Nonobstant la question de la détermination des périodes précises au cours desquelles ces interruptions ont eu lieu, sur lesquelles les parties s'opposent, ces coupures unilatérales de l'alimentation en eau du lot de Madame [H] [O], qui constitue son habitation principale, et dont Monsieur [I] [U] reconnait être l'auteur, constituaient indéniablement un trouble manifestement illicite.

Toutefois, il est constant que l'alimentation en eau du logement de Madame [H] [O] a été rétablie par Monsieur [I] [U], le 1er mars 2024, comme l'établit, en tout état de cause, le procès-verbal de commissaire de justice établi à cette date.

Dès lors, il convient de constater que le trouble manifestement illicite, qui avait justifié la saisine de la présente juridiction, a cessé.

[Entrées des éléments de mise en page]
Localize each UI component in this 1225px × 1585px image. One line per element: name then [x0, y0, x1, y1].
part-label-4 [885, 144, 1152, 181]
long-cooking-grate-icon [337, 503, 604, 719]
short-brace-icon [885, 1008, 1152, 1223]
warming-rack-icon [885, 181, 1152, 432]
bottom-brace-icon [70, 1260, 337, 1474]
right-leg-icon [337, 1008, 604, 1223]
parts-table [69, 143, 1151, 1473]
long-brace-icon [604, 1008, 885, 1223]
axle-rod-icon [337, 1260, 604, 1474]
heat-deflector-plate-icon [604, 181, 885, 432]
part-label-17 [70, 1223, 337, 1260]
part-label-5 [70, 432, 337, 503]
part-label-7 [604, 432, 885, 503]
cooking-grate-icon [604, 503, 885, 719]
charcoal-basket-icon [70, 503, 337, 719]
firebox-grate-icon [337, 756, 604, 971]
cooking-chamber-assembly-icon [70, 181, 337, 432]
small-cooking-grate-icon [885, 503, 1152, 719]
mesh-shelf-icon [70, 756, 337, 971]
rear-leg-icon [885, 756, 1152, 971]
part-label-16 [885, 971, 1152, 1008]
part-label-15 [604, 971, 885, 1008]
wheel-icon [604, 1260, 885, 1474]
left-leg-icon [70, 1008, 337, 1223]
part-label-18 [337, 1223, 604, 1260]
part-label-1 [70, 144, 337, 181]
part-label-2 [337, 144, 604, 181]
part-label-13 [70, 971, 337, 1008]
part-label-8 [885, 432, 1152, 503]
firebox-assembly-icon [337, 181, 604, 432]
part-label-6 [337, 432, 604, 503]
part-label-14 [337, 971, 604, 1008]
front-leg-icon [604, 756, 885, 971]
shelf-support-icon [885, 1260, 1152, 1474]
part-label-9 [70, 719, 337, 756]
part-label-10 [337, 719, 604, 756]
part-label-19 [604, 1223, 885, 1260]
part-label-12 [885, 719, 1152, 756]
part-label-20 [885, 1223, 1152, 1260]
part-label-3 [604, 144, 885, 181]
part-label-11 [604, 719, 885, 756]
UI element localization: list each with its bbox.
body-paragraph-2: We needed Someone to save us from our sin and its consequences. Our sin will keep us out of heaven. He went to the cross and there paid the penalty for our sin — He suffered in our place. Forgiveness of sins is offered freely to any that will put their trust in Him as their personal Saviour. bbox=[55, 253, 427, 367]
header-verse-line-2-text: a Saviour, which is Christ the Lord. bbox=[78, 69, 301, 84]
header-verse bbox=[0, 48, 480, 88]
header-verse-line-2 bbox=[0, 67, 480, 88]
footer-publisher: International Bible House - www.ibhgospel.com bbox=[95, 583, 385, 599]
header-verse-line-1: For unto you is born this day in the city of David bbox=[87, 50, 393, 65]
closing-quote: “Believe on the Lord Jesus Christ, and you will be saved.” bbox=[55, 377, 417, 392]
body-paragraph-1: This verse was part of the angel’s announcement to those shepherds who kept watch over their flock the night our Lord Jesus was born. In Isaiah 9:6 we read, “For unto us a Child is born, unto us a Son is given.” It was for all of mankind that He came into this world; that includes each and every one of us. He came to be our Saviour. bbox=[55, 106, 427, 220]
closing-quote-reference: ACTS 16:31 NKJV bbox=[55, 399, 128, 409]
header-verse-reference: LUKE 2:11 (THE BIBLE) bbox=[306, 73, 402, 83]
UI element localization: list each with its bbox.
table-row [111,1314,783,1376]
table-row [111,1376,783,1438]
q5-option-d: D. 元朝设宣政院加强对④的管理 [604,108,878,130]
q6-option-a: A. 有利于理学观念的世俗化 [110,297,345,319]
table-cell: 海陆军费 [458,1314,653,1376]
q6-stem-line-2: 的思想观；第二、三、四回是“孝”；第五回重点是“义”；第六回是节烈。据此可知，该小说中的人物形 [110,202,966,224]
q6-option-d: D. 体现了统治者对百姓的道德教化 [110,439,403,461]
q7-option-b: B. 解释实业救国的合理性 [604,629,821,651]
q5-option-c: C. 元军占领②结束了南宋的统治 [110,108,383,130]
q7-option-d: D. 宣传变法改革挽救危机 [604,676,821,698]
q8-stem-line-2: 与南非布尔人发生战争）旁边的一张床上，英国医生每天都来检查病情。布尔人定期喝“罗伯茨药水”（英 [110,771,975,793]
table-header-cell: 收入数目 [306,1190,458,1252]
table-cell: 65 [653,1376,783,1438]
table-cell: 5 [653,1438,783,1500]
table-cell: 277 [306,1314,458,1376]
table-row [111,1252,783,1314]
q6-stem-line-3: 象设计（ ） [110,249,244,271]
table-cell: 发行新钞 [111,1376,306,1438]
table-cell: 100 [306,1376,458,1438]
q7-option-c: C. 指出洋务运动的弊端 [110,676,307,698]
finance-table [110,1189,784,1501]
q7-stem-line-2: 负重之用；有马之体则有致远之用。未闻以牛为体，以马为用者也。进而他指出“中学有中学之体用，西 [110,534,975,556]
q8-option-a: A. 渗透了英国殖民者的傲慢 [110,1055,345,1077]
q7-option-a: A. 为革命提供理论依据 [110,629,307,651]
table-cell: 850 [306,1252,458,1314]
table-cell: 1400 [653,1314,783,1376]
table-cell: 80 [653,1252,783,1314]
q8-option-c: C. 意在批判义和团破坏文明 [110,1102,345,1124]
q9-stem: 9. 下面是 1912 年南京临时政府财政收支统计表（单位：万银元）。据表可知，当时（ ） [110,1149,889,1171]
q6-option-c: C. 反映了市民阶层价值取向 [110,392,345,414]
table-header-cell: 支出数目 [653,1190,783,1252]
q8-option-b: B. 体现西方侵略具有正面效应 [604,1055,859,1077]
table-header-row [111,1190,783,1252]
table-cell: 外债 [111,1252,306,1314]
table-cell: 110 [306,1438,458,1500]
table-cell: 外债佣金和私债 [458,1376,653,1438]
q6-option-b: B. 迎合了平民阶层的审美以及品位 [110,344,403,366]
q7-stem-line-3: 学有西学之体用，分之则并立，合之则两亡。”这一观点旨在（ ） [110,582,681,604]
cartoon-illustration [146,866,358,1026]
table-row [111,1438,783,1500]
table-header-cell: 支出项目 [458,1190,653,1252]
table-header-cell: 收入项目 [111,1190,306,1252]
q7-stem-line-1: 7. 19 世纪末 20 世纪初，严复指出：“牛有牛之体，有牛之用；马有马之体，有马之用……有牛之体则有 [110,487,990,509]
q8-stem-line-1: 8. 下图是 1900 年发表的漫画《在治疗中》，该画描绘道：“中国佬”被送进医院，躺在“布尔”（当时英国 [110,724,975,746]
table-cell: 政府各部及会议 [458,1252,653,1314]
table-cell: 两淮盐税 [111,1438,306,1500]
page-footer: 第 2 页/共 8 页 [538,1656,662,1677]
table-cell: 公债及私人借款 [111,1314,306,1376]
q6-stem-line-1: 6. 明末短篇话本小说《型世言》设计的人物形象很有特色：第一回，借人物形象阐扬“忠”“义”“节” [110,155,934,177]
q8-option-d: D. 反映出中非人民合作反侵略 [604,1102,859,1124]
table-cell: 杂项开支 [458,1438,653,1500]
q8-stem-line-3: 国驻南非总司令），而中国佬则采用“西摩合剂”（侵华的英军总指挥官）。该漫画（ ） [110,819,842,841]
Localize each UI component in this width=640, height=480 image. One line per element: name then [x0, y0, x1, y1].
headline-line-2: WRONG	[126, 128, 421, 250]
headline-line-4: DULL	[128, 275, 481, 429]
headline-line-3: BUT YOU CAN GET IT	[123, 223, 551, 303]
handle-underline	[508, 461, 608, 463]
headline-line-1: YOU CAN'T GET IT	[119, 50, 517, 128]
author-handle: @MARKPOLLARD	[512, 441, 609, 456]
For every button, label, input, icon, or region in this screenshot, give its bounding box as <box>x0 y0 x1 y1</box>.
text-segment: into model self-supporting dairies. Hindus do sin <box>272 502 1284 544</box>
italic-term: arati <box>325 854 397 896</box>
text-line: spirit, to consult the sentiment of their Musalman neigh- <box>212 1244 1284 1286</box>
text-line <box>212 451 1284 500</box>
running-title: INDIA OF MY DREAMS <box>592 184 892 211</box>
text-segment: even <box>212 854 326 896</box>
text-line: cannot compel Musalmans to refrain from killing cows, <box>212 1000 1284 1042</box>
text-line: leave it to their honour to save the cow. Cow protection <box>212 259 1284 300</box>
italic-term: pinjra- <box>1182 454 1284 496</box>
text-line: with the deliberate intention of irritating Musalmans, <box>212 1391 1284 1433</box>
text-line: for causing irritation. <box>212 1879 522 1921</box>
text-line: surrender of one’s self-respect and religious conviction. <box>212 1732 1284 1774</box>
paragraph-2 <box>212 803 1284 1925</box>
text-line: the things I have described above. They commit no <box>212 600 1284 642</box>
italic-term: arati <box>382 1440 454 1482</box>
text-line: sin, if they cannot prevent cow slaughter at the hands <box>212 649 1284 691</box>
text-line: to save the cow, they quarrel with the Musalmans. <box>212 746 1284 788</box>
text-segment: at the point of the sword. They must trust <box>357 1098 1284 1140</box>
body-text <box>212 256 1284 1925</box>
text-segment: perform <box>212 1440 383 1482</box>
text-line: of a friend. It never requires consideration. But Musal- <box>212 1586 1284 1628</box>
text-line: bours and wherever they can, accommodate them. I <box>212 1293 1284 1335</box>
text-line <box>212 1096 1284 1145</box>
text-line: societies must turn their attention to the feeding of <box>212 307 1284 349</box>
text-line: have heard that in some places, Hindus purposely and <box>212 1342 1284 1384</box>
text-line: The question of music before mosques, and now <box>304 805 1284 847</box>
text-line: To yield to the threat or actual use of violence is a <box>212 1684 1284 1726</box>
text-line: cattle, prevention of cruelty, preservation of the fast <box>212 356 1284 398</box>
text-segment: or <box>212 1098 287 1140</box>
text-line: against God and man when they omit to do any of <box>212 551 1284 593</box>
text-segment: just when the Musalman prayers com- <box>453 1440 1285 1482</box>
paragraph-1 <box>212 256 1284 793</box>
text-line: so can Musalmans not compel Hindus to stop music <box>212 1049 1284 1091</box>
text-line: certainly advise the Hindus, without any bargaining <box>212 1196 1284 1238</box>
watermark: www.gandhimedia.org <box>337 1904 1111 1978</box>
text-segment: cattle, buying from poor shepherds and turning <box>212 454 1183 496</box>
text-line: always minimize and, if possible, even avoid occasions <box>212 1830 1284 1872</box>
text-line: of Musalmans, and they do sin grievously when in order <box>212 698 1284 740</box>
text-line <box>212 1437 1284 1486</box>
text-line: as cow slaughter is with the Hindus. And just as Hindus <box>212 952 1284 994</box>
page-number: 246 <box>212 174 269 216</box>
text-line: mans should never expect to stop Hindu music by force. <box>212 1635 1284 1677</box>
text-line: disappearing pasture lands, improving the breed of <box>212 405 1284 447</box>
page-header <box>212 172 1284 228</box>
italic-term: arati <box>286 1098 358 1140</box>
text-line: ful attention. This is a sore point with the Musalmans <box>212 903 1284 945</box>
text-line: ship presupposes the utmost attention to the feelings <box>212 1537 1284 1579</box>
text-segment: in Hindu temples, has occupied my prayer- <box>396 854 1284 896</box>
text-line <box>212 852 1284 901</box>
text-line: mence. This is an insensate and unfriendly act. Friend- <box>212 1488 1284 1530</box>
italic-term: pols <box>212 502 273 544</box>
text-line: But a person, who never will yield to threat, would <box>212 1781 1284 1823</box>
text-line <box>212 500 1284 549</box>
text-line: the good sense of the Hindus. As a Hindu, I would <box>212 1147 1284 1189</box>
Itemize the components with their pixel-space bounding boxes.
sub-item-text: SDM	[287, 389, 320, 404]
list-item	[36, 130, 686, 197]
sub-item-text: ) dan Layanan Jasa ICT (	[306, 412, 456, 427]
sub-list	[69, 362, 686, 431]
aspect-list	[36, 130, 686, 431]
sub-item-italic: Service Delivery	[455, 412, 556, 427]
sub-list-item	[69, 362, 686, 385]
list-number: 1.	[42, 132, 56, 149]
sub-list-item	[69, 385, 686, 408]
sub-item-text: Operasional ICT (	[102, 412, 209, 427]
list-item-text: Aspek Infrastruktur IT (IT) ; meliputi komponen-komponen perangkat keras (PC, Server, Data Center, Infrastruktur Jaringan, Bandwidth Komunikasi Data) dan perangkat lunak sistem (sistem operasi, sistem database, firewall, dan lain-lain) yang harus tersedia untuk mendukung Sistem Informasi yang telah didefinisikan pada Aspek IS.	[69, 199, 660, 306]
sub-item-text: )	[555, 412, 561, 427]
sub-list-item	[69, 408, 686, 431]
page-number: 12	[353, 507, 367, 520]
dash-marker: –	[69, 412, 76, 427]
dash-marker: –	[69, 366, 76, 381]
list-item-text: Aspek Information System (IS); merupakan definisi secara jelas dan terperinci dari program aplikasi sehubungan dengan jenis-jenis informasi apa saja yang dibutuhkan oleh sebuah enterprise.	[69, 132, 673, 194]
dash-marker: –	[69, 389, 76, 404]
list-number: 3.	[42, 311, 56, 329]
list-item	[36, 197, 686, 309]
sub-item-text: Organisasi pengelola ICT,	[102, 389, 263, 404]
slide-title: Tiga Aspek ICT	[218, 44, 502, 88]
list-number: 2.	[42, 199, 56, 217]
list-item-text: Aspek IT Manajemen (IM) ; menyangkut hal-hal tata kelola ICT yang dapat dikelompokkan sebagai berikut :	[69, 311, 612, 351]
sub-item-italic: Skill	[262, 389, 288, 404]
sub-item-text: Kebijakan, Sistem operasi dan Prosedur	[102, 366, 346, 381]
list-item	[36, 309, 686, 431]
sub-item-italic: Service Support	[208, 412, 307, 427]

Liste des tâches =
a - Répondez aux questions suivantes sur l'extrait consacré aux coupures d'eau :
(i) Qui reconnaît être l'auteur des coupures de l'alimentation en eau ?
(ii) À quelle date l'alimentation en eau du logement a-t-elle été rétablie ?
(iii) Quel document établit ce rétablissement ?
b - D'après l'extrait consacré aux coupures d'eau, les affirmations suivantes sont-elles exactes ? Pour chacune, répondez par oui ou non et citez les mots décisifs.
(i) Les parties sont d'accord sur les périodes précises des interruptions.
(ii) Le lot de Madame [H] [O] constitue son habitation principale.
(iii) Le trouble manifestement illicite se poursuit toujours.
c - Reproduisez le passage de l'extrait consacré aux coupures d'eau, depuis « Nonobstant la question » jusqu'à « juridiction, a cessé. ».

Solutions =
a -
(i) Monsieur [I] [U]
(ii) Le 1er mars 2024
(iii) Le procès-verbal de commissaire de justice établi à cette date

b -
(i) Non : « sur lesquelles les parties s'opposent »
(ii) Oui : « qui constitue son habitation principale »
(iii) Non : « a cessé »

c -
Nonobstant la question de la détermination des périodes précises au cours desquelles ces interruptions ont eu lieu, sur lesquelles les parties s'opposent, ces coupures unilatérales de l'alimentation en eau du lot de Madame [H] [O], qui constitue son habitation principale, et dont Monsieur [I] [U] reconnait être l'auteur, constituaient indéniablement un trouble manifestement illicite.

Toutefois, il est constant que l'alimentation en eau du logement de Madame [H] [O] a été rétablie par Monsieur [I] [U], le 1er mars 2024, comme l'établit, en tout état de cause, le procès-verbal de commissaire de justice établi à cette date.

Dès lors, il convient de constater que le trouble manifestement illicite, qui avait justifié la saisine de la présente juridiction, a cessé.